===== Data provided

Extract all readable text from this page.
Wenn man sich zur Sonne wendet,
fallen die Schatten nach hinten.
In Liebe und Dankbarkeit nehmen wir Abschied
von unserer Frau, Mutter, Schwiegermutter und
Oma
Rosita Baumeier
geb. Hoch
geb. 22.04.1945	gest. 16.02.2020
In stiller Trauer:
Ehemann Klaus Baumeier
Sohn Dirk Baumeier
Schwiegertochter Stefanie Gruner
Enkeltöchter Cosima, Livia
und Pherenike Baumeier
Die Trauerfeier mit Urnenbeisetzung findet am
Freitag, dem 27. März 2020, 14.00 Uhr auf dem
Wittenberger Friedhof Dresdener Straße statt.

==========

Make an exact copy of every entry.

● Problem solution:
Extract all readable text from this page.
Wenn man sich zur Sonne wendet,
fallen die Schatten nach hinten.
In Liebe und Dankbarkeit nehmen wir Abschied
von unserer Frau, Mutter, Schwiegermutter und
Oma
Rosita Baumeier
geb. Hoch
geb. 22.04.1945	gest. 16.02.2020
In stiller Trauer:
Ehemann Klaus Baumeier
Sohn Dirk Baumeier
Schwiegertochter Stefanie Gruner
Enkeltöchter Cosima, Livia
und Pherenike Baumeier
Die Trauerfeier mit Urnenbeisetzung findet am
Freitag, dem 27. März 2020, 14.00 Uhr auf dem
Wittenberger Friedhof Dresdener Straße statt.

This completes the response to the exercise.